▶ SOURCE EXCERPT
════════════════

Tara Khandelwal: Every art form can be taught. It has its own rules and it’s important to understand the basics before going ahead and experimenting with form and structure. Talent and hard work pushes you over the edge but understanding the basics is important. So yes I do think that creative writing can be taught and I also think the role of the editor is really interesting because oftentimes the editor will go beyond the basics. It is a collaboration with the writer and that’s the part that I enjoy the most. As the founder of Bound, I was really intrigued by the idea of teaching and providing skill building for creative professionals because I believe with a good foundation you can then go ahead and create something really interesting. Often it is counter-intuitive that people think that writing is just stream of consciousness and sure you can learn by doing but there is no harm in having a solid backing and foundation to help you build your skills.
Michelle D’costa: I think every aspiring writer requires a supportive infrastructure to hone their writing, whether it is learning the technical skills of the craft or cultivating a mindset to be receptive to peer feedback. I think writing workshops and classes really help in creating an atmosphere for writing in your life, like not just a writing discipline but it also shows you what you can do right and where you can go wrong. By getting guidance from established writers on what you can do better, you can save your time and you can achieve your dream rather than struggling on your own. Writing is an isolating task in itself, so discussing your work with people, figuring out what processes work for you really helps and I can say that because I am a writer myself and I do not know where I would have been if I didn’t have beta readers and mentors.

════════════════

▶ WHAT IS EXPECTED
Carry on the interview about whether creative writing can be taught, picking up right after its last sentence. The entries that come next have no role in this exercise.

════════════════

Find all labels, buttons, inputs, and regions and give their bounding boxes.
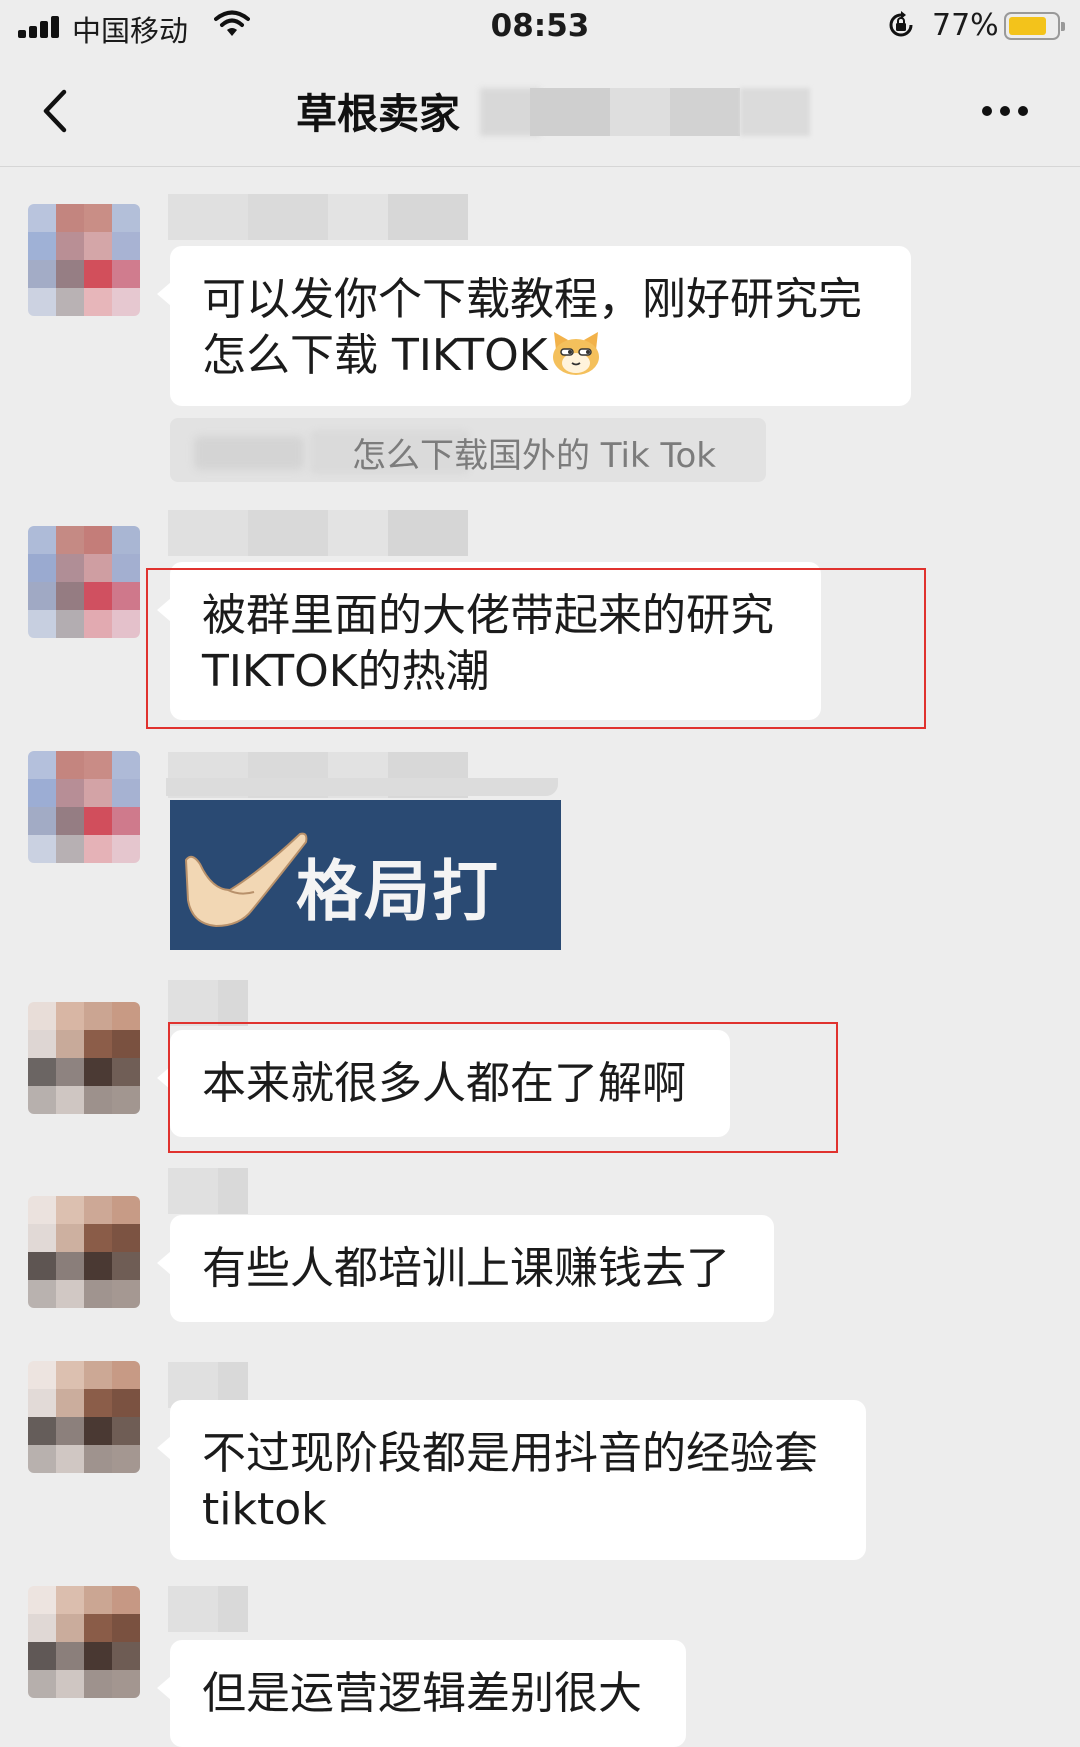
cat-face-emoji-icon — [552, 332, 599, 375]
status-bar: 中国移动 08:53 77% — [0, 0, 1080, 56]
sender-name-blurred — [168, 194, 468, 240]
avatar[interactable] — [28, 1586, 140, 1698]
clock: 08:53 — [490, 8, 590, 44]
red-highlight-box — [146, 568, 926, 729]
message-text: 不过现阶段都是用抖音的经验套 tiktok — [202, 1428, 818, 1535]
message-text: 有些人都培训上课赚钱去了 — [202, 1243, 730, 1294]
message-bubble[interactable]: 不过现阶段都是用抖音的经验套 tiktok — [157, 1400, 866, 1560]
blurred-title-remainder — [480, 88, 810, 136]
quoted-message[interactable]: 怎么下载国外的 Tik Tok — [170, 418, 766, 482]
avatar[interactable] — [28, 751, 140, 863]
sender-name-blurred — [168, 1586, 248, 1632]
avatar[interactable] — [28, 1002, 140, 1114]
avatar[interactable] — [28, 526, 140, 638]
sender-name-blurred — [168, 980, 248, 1026]
message-text: 可以发你个下载教程，刚好研究完 怎么下载 TIKTOK — [202, 274, 862, 381]
sticker-shadow — [166, 778, 558, 796]
sender-name-blurred — [168, 1168, 248, 1214]
avatar[interactable] — [28, 204, 140, 316]
back-arrow-icon[interactable] — [34, 86, 84, 136]
more-options-icon[interactable] — [978, 102, 1032, 120]
sender-name-blurred — [168, 510, 468, 556]
avatar[interactable] — [28, 1196, 140, 1308]
avatar[interactable] — [28, 1361, 140, 1473]
message-bubble[interactable]: 但是运营逻辑差别很大 — [157, 1640, 686, 1747]
message-bubble[interactable]: 有些人都培训上课赚钱去了 — [157, 1215, 774, 1322]
message-bubble[interactable]: 可以发你个下载教程，刚好研究完 怎么下载 TIKTOK — [157, 246, 911, 406]
quoted-text: 怎么下载国外的 Tik Tok — [352, 436, 716, 476]
battery-fill — [1009, 17, 1046, 35]
sticker-text: 格局打开 — [296, 853, 500, 950]
hand-gesture-icon — [184, 832, 308, 928]
sticker-image[interactable]: 格局打开 — [170, 800, 561, 950]
battery-icon — [1004, 12, 1065, 40]
red-highlight-box — [168, 1022, 838, 1153]
message-text: 但是运营逻辑差别很大 — [202, 1668, 642, 1719]
rotation-lock-icon — [889, 11, 913, 37]
chat-title: 草根卖家 — [296, 90, 460, 138]
battery-percentage: 77% — [932, 8, 999, 43]
chat-header: 草根卖家 — [0, 56, 1080, 167]
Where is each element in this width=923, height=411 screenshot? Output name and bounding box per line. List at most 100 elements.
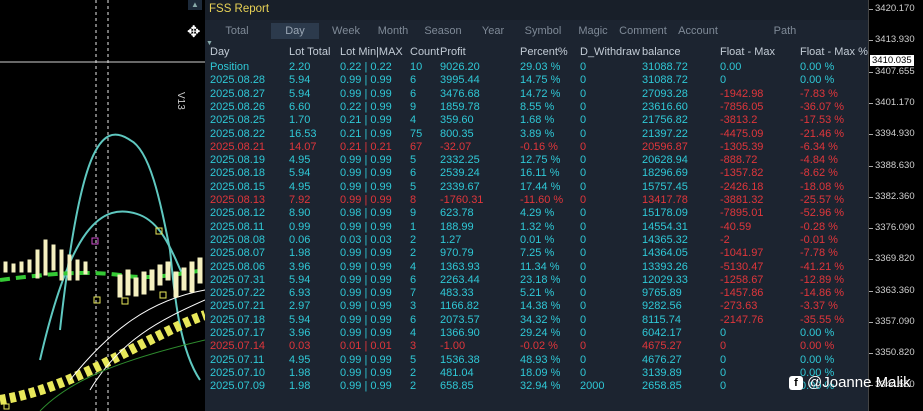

════════════════

▶ OUTPUT OF THE EXERCISE
Rheea Mukherjee: When it comes to ‘teaching’ creative writing, I think it’s a space where we can bring attention and presence to craft. Understanding how our creativity can be channelled into tighter narratives while also understanding that while we can study all the rules, the pursuit of original writing comes from breaking some of them. My classes focus on how we all teach each other things and reveal perspectives that usually don’t come to light unless we’re sitting in a class being vulnerable and hungry to learn and unlearn together.
Tashan Mehta: I’ve always been a firm proponent of the idea that creative writing can’t be taught; not because it’s some magical and mysterious craft but because it’s so unique to the creator that any course or workshop runs the risk of limiting what is possible. Yet I’ve been a student of creative writing myself and later in my career, mentor, and I’ve been privileged to see how the act of simply coming together to learn what deeply matters to us can create far-reaching transformations. It’s not just about the fellow writers you meet or what you learn about the craft. It’s an act of simply sitting together and pouring attention into a practice that’s intrinsically human – a practice of self-expression and communication, of singularity and togetherness – that creates something wondrous.
For the past two years at Bound, we have been conducting writing retreats that focus on creating writing communities and forming lasting connections. This year we decided to take the retreat virtual and are pleased to present the first Bound Virtual Writers’ Retreat. The retreat is not meant to teach you to write but to create an environment that stimulates and facilitates your writing process. Guided mentorship and peer feedback allow you to evolve as a writer. We work with small batches of just 12 writers who are chosen according to who we think will benefit the most out of the experience. Through immersive and intensive workshops spread over weeks, we work together to take a manuscript from ideation to completion. For more details on the retreat and to apply click here.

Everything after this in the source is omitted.